╭──
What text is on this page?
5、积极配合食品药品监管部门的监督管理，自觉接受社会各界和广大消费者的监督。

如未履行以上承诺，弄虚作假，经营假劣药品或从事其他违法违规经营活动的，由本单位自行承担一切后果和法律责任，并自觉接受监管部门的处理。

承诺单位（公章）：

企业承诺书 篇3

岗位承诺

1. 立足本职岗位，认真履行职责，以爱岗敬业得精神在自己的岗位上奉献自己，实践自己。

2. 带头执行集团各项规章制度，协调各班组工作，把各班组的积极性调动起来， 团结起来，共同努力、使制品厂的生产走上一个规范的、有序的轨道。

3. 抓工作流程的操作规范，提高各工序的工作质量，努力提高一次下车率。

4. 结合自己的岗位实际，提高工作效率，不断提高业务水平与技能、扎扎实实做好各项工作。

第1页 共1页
╰──
Write out every record, exactly as written.

What text is on this page?
5、积极配合食品药品监管部门的监督管理，自觉接受社会各界和广大消费者的监督。

如未履行以上承诺，弄虚作假，经营假劣药品或从事其他违法违规经营活动的，由本单位自行承担一切后果和法律责任，并自觉接受监管部门的处理。

承诺单位（公章）：

企业承诺书 篇3

岗位承诺

1. 立足本职岗位，认真履行职责，以爱岗敬业得精神在自己的岗位上奉献自己，实践自己。

2. 带头执行集团各项规章制度，协调各班组工作，把各班组的积极性调动起来， 团结起来，共同努力、使制品厂的生产走上一个规范的、有序的轨道。

3. 抓工作流程的操作规范，提高各工序的工作质量，努力提高一次下车率。

4. 结合自己的岗位实际，提高工作效率，不断提高业务水平与技能、扎扎实实做好各项工作。

第1页 共1页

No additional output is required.